抽出テキスト
蹄鉄(ていてつ)というものをご存じでしょうか。蹄鉄とは馬の蹄の底に打ち付けるU字型の鉄の金具のことを指します。

 

競走馬にとって非常に大事な役割を果たす蹄鉄。蹄鉄が競走馬にどのような影響をもたらすのかをまとめました。

 

日本における蹄鉄の歴史

現在競走馬に用いられる蹄鉄は西洋式のものです。

 

日本式の蹄鉄は古くから存在していましたが全くと言っていいほど普及しませんでした。なぜなら、在来馬は蹄が非常に固かったため蹄鉄がなくても悪影響を及ぼさなかったからです。

 

日本で蹄鉄が普及し始めたのは1800代後半で、明治政府が発足したころです。蹄鉄が普及した理由は3つあります。

 

1つ目は時代背景でした。この時代は帝国時代といわれる時代で他国に侵略して植民地を広げた国が強いといわれる時代でした。日本も列強のターゲットにされていましたが幕末志士や明治政府の苦心な努力の末に明治維新を起こし、一時的に列強からの侵略を免れました。

 

しかしながら対馬海峡の先にある朝鮮半島が列強のものとなった場合、列強は好きなタイミングで日本列島を侵略できます。日本にとっては防衛の要であり列強にとっては日本を乗っ取るために存在した朝鮮半島。この朝鮮半島を巡って攻防を繰り広げる戦いが日中戦争、日露戦争に繋がるのですがここでは戦争の話は割愛させていただきます。

 

さて、明治政府が発足してからは日本では馬の改良が一気に進みました。時代背景が争い真っただ中であることは先ほどお伝えした通りで、戦争と馬はいつの時代も密接な関係にあります。なぜなら馬は一度に多くの物資を運ぶぶことが出来るからです。

 

日本でも在来馬は存在していましたが西洋馬に比べて在来馬は小型でした。そのため西洋から馬を輸入し、改良を重ね、最終的に一度に多くの物資を運べるサイズの馬づくりが成功したのです。

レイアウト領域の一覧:
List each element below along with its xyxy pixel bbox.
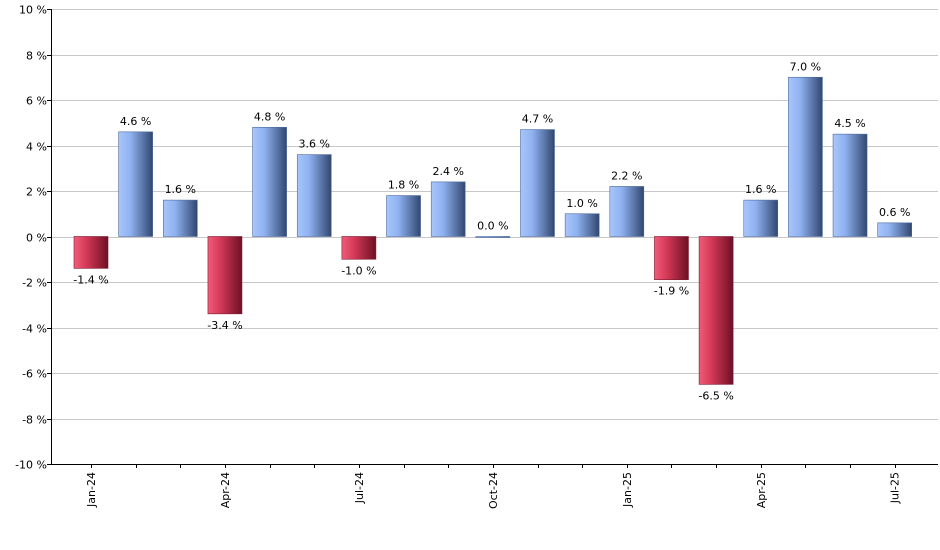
data-label: 4.5 % [834, 117, 865, 130]
data-label: -1.0 % [341, 264, 376, 277]
data-label: 4.6 % [120, 115, 151, 128]
bar-jan-25 [609, 186, 645, 237]
y-tick-label: -10 % [15, 459, 47, 472]
data-label: 0.6 % [879, 206, 910, 219]
y-tick-label: 6 % [26, 95, 47, 108]
bar-jun-24 [296, 154, 332, 237]
x-tick-label: Apr-25 [755, 472, 768, 508]
data-label: -6.5 % [698, 389, 733, 402]
y-tick-label: -2 % [22, 277, 47, 290]
labels: 10 % 8 % 6 % 4 % 2 % 0 % -2 % -4 % -6 % -8 % -10 %… [15, 4, 910, 509]
y-tick-label: 0 % [26, 232, 47, 245]
y-tick-label: 10 % [19, 4, 47, 17]
bar-jul-24 [341, 236, 377, 260]
data-label: 7.0 % [790, 60, 821, 73]
bar-sep-24 [430, 181, 466, 237]
data-label: 4.7 % [522, 113, 553, 126]
x-tick-label: Oct-24 [487, 472, 500, 509]
data-label: 0.0 % [477, 220, 508, 233]
x-tick-label: Jan-25 [621, 472, 634, 508]
bar-feb-25 [654, 236, 689, 281]
data-label: 4.8 % [254, 110, 285, 123]
y-tick-label: -8 % [22, 414, 47, 427]
y-tick-label: -4 % [22, 323, 47, 336]
bar-may-25 [788, 76, 823, 237]
data-label: 1.6 % [165, 183, 196, 196]
bar-may-24 [252, 127, 287, 237]
y-tick-label: 4 % [26, 141, 47, 154]
x-tick-label: Apr-24 [219, 472, 232, 508]
y-tick-label: -6 % [22, 368, 47, 381]
data-label: -1.9 % [654, 285, 689, 298]
data-label: 1.8 % [388, 179, 419, 192]
bar-dec-24 [564, 213, 600, 237]
data-label: 2.4 % [432, 165, 463, 178]
data-label: -3.4 % [207, 319, 242, 332]
bar-jul-25 [877, 222, 913, 237]
bar-mar-24 [163, 199, 198, 237]
data-label: 2.2 % [611, 169, 642, 182]
bar-mar-25 [698, 236, 734, 385]
bar-jan-24 [73, 236, 109, 269]
bar-aug-24 [386, 195, 421, 237]
bars [73, 76, 913, 385]
data-label: 1.0 % [566, 197, 597, 210]
data-label: 3.6 % [299, 138, 330, 151]
y-tick-label: 8 % [26, 50, 47, 63]
bar-apr-24 [207, 236, 243, 315]
x-tick-label: Jul-25 [889, 472, 902, 504]
x-tick-label: Jan-24 [85, 472, 98, 508]
y-tick-label: 2 % [26, 186, 47, 199]
bar-jun-25 [832, 133, 868, 237]
bar-apr-25 [743, 199, 779, 237]
data-label: -1.4 % [73, 273, 108, 286]
bar-feb-24 [118, 131, 153, 237]
axes [47, 9, 938, 468]
data-label: 1.6 % [745, 183, 776, 196]
bar-nov-24 [520, 129, 555, 237]
bar-oct-24 [475, 236, 511, 238]
x-tick-label: Jul-24 [353, 472, 366, 504]
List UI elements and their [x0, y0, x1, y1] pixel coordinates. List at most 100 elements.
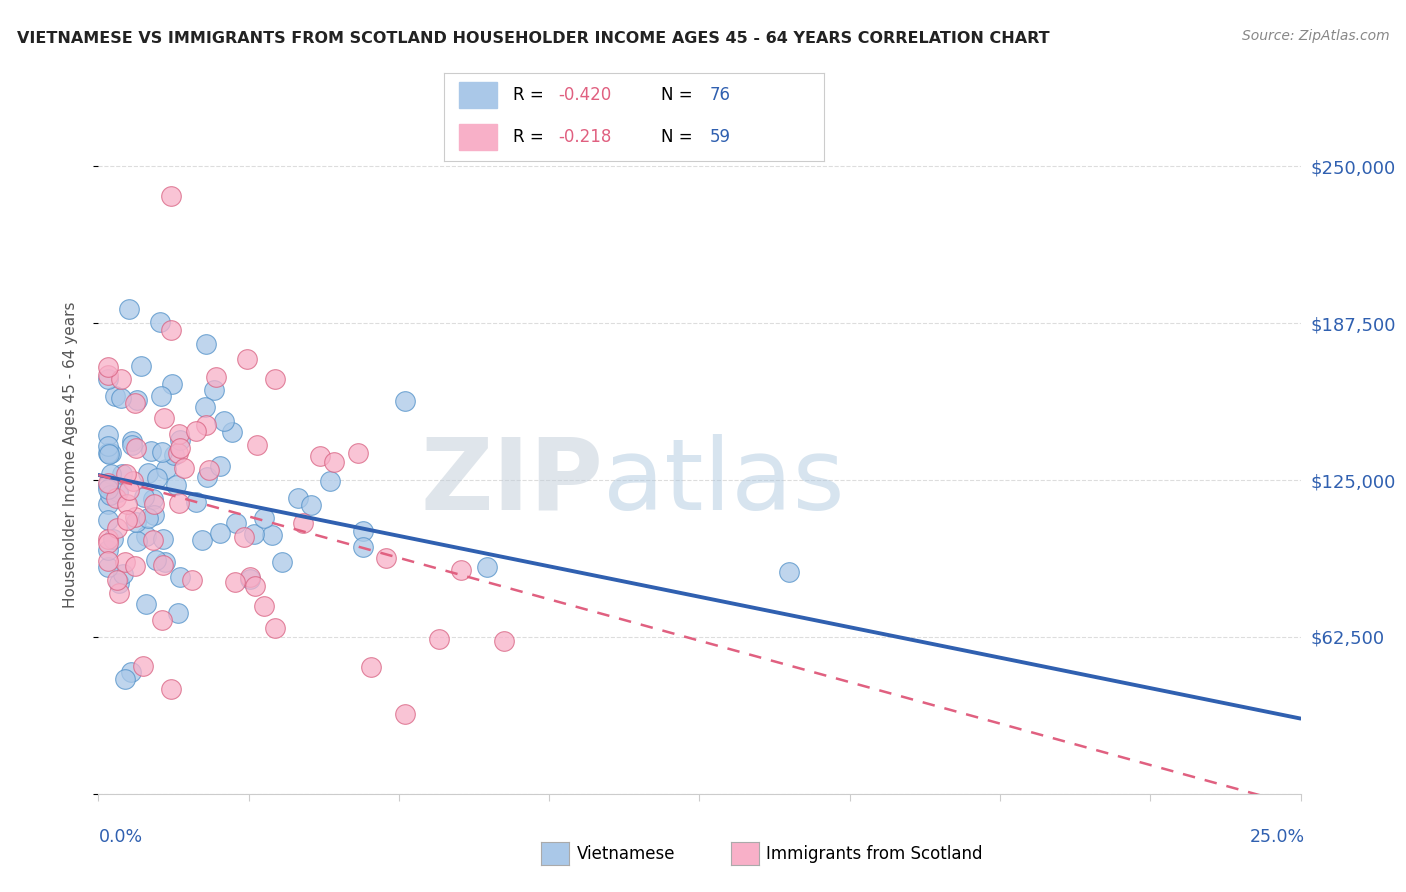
Text: ZIP: ZIP: [420, 434, 603, 531]
Point: [394, 394, 416, 409]
Point: [97, 372, 120, 386]
Point: [135, 597, 157, 611]
Point: [100, 445, 122, 459]
Point: [97, 446, 120, 460]
Point: [243, 579, 266, 593]
Text: VIETNAMESE VS IMMIGRANTS FROM SCOTLAND HOUSEHOLDER INCOME AGES 45 - 64 YEARS COR: VIETNAMESE VS IMMIGRANTS FROM SCOTLAND H…: [17, 31, 1049, 46]
Text: N =: N =: [661, 86, 697, 103]
Point: [352, 540, 374, 554]
Point: [190, 533, 212, 548]
Point: [97, 497, 120, 511]
Text: Source: ZipAtlas.com: Source: ZipAtlas.com: [1241, 29, 1389, 43]
Point: [97, 475, 120, 490]
Point: [152, 558, 174, 572]
Point: [167, 496, 190, 510]
Point: [142, 492, 165, 507]
Point: [169, 570, 191, 584]
Point: [375, 551, 398, 566]
Point: [124, 396, 146, 410]
Point: [150, 613, 173, 627]
Point: [97, 536, 120, 550]
Point: [115, 497, 138, 511]
Point: [159, 681, 181, 696]
Point: [105, 573, 128, 587]
Point: [239, 572, 262, 586]
Point: [394, 707, 416, 722]
Text: Vietnamese: Vietnamese: [576, 845, 675, 863]
Point: [139, 443, 162, 458]
Point: [142, 497, 165, 511]
Point: [115, 513, 138, 527]
Point: [169, 433, 191, 447]
Point: [167, 606, 190, 620]
Point: [149, 315, 172, 329]
Point: [194, 417, 217, 432]
Point: [319, 474, 342, 488]
Point: [169, 441, 191, 455]
Point: [167, 427, 190, 442]
Y-axis label: Householder Income Ages 45 - 64 years: Householder Income Ages 45 - 64 years: [63, 301, 77, 608]
Point: [262, 528, 284, 542]
Text: 59: 59: [710, 128, 731, 145]
Point: [103, 389, 125, 403]
Text: 0.0%: 0.0%: [98, 828, 142, 846]
Point: [108, 576, 131, 591]
Point: [146, 471, 169, 485]
Point: [132, 659, 155, 673]
Point: [195, 470, 218, 484]
Point: [186, 495, 208, 509]
Point: [118, 483, 141, 498]
Point: [236, 351, 259, 366]
Point: [271, 555, 294, 569]
Point: [198, 463, 221, 477]
Point: [299, 498, 322, 512]
Point: [450, 563, 472, 577]
Point: [142, 508, 165, 522]
Point: [184, 424, 207, 438]
Text: N =: N =: [661, 128, 697, 145]
Point: [427, 632, 450, 647]
Point: [124, 510, 146, 524]
Point: [97, 477, 120, 491]
Point: [97, 532, 120, 546]
Point: [145, 553, 167, 567]
Point: [155, 461, 177, 475]
Point: [114, 672, 136, 686]
Point: [214, 414, 236, 428]
Point: [97, 542, 120, 557]
Point: [110, 372, 132, 386]
Point: [492, 634, 515, 648]
Point: [97, 560, 120, 574]
Point: [136, 511, 159, 525]
Point: [121, 438, 143, 452]
Point: [111, 467, 134, 481]
Point: [98, 488, 121, 502]
FancyBboxPatch shape: [460, 82, 498, 108]
Point: [160, 376, 183, 391]
Point: [114, 555, 136, 569]
Point: [100, 467, 122, 481]
Point: [110, 392, 132, 406]
Point: [221, 425, 243, 440]
Point: [120, 665, 142, 680]
Point: [107, 485, 129, 500]
Point: [202, 383, 225, 397]
Point: [263, 621, 285, 635]
Point: [195, 337, 218, 351]
Point: [322, 455, 344, 469]
Point: [243, 526, 266, 541]
Point: [167, 446, 190, 460]
Point: [153, 411, 176, 425]
Point: [124, 559, 146, 574]
Point: [165, 477, 187, 491]
Point: [360, 659, 382, 673]
Point: [122, 474, 145, 488]
Point: [135, 529, 157, 543]
Point: [115, 467, 138, 481]
Point: [104, 491, 127, 506]
FancyBboxPatch shape: [460, 124, 498, 150]
Point: [125, 515, 148, 529]
Point: [239, 570, 262, 584]
Point: [149, 389, 172, 403]
Point: [224, 574, 246, 589]
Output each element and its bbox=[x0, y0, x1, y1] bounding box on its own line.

作業内容
a) 蹄鉄に関する文章のうち、「日本で蹄鉄が普及し始めたのは」で始まり「運ぶぶことが出来るからです。」に至るまでの部分を、原文どおりに引用せよ。
b) 蹄鉄に関する文章を、末尾の文の直後から書き継げ。
この一覧は、蹄鉄に関する文章とは独立した資料である。

解答例
a)
日本で蹄鉄が普及し始めたのは1800代後半で、明治政府が発足したころです。蹄鉄が普及した理由は3つあります。

 

1つ目は時代背景でした。この時代は帝国時代といわれる時代で他国に侵略して植民地を広げた国が強いといわれる時代でした。日本も列強のターゲットにされていましたが幕末志士や明治政府の苦心な努力の末に明治維新を起こし、一時的に列強からの侵略を免れました。

 

しかしながら対馬海峡の先にある朝鮮半島が列強のものとなった場合、列強は好きなタイミングで日本列島を侵略できます。日本にとっては防衛の要であり列強にとっては日本を乗っ取るために存在した朝鮮半島。この朝鮮半島を巡って攻防を繰り広げる戦いが日中戦争、日露戦争に繋がるのですがここでは戦争の話は割愛させていただきます。

 

さて、明治政府が発足してからは日本では馬の改良が一気に進みました。時代背景が争い真っただ中であることは先ほどお伝えした通りで、戦争と馬はいつの時代も密接な関係にあります。なぜなら馬は一度に多くの物資を運ぶぶことが出来るからです。

b)
 

ところが品種改良を重ねた馬には弱点がありました。それは蹄が在来馬のそれより脆弱だったのです。そのため西洋から蹄鉄師を招き入れ、国内で蹄鉄を打てるための人材育成に取り組んだほどでした。

 

2つ目は日本に居留していた外国人のために居留地で競馬場が設立されることが蹄鉄の普及に繋がります。

 

横浜の根岸に設けられた根岸競馬場が居留している外国人のために設立された競馬場の開祖で、この競馬場で走るサラブレッドのために蹄鉄は普及していったのです。ちなみにこの根岸競馬場は後に横浜競馬場と改名され、1942年の太平洋戦争時まで運営がされていました。

 

後にGHQに押収されましたが1969年に返還されます。しかしこのころには他に大型競馬場ができていて、横浜競馬場は競馬場として機能しませんでした。返還されたものの一度も競馬場として機能することなく横浜競馬場は閉鎖されることになりました。

 

余談ですが現在も東京競馬場で開催されるダートの重賞、根岸ステークスはこの横浜競馬場が由来となっています。

 

蹄鉄が普及した3つ目の理由は北海道開拓でした。国内の食料自給率を高めるために津軽海峡の先にある当時未開の地だった北海道を開拓するため明治政府は本州の多くの人たちに北海道開拓の志願を募りました。

 

そして一念発起した人たちが北海道開拓にいそしみました。このとき、活躍した馬がばん馬と呼ばれる品種の馬です。

 

サラブレッドよりも太くて逞しい体つきのばん馬は馬体重がおよそ1トン近くもあります。現在のサラブレッドの平均馬体重が500キロ前後なので単純に倍近い大きさの馬を巧みに操り開拓に勤めたわけですね。ばん馬はプラウ耕といった耕耘作業を中心に農業面で活躍します。また、ばん馬の糞はたい肥として活躍し、ナショナルな農業が行われていました。そしてこのばん馬も脚が命でした。ばん馬も脚がそこまで強くないため蹄鉄は広く普及したのです。

 

ばん馬は北海道開拓で大いに活躍しましたが、トラクターの普及が進むにつれ、現在ではほとんど馬耕は行われていませんね。現在でもトラクター等で耕耘作業をすると稀に畑から蹄鉄が出てきますが、恐らくはばん馬が用いられてきた時代のものでしょう。

 

ちなみに機械でよく使われる馬力とはこのばん馬から来ています。1馬力とはばん馬1頭分の力のことを指します。100馬力のトラクターというのはばん馬100頭分の力があるわけです。現在、ばん馬は農業面で活躍していませんが絶滅したわけではなく、北海道の帯広市で開催されているばんえい競馬で活躍しています。

 

ばんえい競馬はばん馬に重さ1トンもあるソリを引かせて走らせるレースで、サラブレッドとはまた違った迫力を見ることが出来ます。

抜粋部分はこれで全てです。